• **Consigna**
Responda, a partir del fragmento sobre la pluralidad de los saberes que figura más abajo:
1. ¿Quiénes realizaron la clonación de la oveja Dolly y en qué año?
2. ¿Qué obra se menciona como texto que habría que traducir del árabe?
3. Según la última oración, ¿qué es lo que convida a la reflexión filosófica?

• **Fragmento seleccionado**
════════════════════

Que no hay uno solo, sino muchos saberes, lo percibe fácilmente quien se detiene a contemplar con juicio recto el estado presente del entendimiento humano. Bien se engañan los que, inflados de presunción, dan al saber científico el lustre de una revelación moderna, y le tributan reverencias propias de la religión más acendrada. ¡Cuán temerario es suponer que la ciencia, con mayúscula, como si de una divinidad se tratase, ha abrazado ya el orbe entero del saber, y que no hay rincón del mundo que no haya sido alumbrado por su claridad!

Tal convicción, por más que se revista de lenguaje técnico y se presente con el ropaje de la exactitud, no deja de ser creencia ciega, fe del carbonero, o peor aún, idolatría racionalista de nuevo cuño, más supersticiosa por pretenderse ilustrada.

Mas la verdad es otra. Lo que en efecto hallamos no es una ciencia universal y compacta, sino un enjambre disforme de saberes particulares, cada uno con su objeto, su método y su lenguaje, muchas veces extraños entre sí y hasta incompatibles. ¿Qué afinidad guarda la clonación de la oveja Dolly, realizada por los doctores Ian Wilmut y Keith Campbell en 1996, con los experimentos de alta energía del Gran Colisionador de Hadrones, sito en Ginebra? ¿Podrán los unos comprender la física subatómica de los otros, o acaso intercambiar sus laboratorios sin mengua de resultados?

¿Y qué comunión guardan ambos con los saberes necesarios para fabricar una tableta electrónica, resolver ecuaciones cuadráticas o traducir del árabe el Liber de causis? Son saberes distintos, objetos diversos, y procedimientos que no admiten con facilidad ser sometidos a una regla común.

Cada uno de estos saberes reclama para sí un dominio particular y, una vez posesionado de él, suele intentar extender su imperio sobre otros ámbitos vecinos, si no se le opone resistencia suficiente. En esta pugna, unas disciplinas ceden, otras se expanden, y no pocas veces se ocultan los principios fundamentales sobre los cuales descansan. Pero donde hay choque, hay también límite, y el límite convida a la reflexión filosófica.

════════════════════

• **Datos de entrada**
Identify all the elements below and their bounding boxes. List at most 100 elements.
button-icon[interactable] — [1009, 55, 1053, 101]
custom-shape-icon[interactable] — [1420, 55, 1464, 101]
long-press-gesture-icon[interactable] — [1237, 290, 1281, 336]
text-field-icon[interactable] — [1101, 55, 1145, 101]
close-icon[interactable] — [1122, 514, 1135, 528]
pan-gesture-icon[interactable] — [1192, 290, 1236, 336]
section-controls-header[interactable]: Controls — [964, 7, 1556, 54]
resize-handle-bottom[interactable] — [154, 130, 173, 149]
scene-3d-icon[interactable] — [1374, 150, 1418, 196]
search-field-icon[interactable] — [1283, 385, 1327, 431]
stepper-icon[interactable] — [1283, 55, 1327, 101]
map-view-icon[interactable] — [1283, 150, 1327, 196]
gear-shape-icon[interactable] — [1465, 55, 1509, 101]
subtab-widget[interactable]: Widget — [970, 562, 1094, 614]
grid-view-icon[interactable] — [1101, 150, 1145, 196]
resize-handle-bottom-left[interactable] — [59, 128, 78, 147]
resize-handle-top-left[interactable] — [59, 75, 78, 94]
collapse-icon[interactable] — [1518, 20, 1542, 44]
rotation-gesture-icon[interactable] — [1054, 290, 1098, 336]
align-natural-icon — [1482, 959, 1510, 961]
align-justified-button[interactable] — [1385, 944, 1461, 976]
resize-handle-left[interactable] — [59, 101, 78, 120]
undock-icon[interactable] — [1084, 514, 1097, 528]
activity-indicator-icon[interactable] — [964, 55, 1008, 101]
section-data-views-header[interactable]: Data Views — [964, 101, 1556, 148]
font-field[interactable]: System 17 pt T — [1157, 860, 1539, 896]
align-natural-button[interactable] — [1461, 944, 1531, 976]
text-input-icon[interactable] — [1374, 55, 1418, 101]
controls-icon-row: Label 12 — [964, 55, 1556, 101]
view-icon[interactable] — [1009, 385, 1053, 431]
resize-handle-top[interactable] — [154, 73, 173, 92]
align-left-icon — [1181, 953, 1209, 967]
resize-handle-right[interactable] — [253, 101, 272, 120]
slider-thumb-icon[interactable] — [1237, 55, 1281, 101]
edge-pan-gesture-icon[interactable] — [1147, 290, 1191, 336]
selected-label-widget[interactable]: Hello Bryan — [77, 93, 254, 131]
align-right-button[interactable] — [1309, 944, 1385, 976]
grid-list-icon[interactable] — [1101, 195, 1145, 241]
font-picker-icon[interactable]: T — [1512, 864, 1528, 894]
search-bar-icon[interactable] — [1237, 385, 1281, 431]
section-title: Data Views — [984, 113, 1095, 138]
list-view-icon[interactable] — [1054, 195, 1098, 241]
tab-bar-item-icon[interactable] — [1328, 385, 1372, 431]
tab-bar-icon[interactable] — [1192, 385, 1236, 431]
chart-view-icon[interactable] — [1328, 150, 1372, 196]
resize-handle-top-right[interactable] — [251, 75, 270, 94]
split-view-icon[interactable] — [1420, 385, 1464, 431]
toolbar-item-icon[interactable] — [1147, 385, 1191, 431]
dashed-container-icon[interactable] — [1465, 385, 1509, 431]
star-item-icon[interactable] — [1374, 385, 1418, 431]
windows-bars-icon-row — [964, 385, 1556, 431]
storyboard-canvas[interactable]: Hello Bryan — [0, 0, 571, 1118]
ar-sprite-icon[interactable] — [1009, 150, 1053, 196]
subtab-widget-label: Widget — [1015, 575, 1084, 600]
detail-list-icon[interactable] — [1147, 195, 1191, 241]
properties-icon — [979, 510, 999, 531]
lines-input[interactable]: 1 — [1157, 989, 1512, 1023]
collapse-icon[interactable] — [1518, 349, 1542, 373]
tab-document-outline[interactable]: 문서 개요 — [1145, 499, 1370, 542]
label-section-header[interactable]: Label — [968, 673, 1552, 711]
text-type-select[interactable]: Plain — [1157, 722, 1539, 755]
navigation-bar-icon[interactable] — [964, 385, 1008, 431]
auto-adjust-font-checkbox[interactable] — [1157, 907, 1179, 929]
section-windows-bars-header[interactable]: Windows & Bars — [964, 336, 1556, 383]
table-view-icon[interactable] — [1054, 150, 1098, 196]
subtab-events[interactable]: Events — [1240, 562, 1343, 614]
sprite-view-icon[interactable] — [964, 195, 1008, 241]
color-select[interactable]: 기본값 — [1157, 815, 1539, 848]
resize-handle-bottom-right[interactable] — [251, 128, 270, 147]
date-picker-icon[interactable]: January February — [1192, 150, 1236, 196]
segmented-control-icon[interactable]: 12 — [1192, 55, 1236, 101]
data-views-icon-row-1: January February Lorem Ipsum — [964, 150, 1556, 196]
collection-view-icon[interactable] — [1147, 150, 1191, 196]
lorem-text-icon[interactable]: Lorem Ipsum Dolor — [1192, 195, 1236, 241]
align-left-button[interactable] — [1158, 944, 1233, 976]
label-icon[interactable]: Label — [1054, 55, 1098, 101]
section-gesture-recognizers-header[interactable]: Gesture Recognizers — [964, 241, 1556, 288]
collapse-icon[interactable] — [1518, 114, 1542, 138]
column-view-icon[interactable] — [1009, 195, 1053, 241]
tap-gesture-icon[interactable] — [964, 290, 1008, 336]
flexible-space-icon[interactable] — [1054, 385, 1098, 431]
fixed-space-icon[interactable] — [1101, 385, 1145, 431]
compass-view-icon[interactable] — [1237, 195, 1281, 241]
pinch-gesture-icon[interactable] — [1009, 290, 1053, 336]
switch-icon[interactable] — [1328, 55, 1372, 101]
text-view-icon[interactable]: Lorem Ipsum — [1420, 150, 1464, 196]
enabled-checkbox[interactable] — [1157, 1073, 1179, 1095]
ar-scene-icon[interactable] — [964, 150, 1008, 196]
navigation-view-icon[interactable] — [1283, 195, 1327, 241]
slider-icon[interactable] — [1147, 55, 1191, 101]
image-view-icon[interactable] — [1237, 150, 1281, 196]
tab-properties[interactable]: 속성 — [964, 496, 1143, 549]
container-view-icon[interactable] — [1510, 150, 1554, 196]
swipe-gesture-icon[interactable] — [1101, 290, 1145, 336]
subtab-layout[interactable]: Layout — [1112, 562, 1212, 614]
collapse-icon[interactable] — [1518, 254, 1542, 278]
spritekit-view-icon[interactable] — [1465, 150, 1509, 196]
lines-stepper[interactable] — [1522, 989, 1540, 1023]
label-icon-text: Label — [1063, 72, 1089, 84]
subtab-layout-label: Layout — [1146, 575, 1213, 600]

════════════════════

• **Respuesta**
1. Los doctores Ian Wilmut y Keith Campbell, en 1996.
2. El Liber de causis.
3. El límite.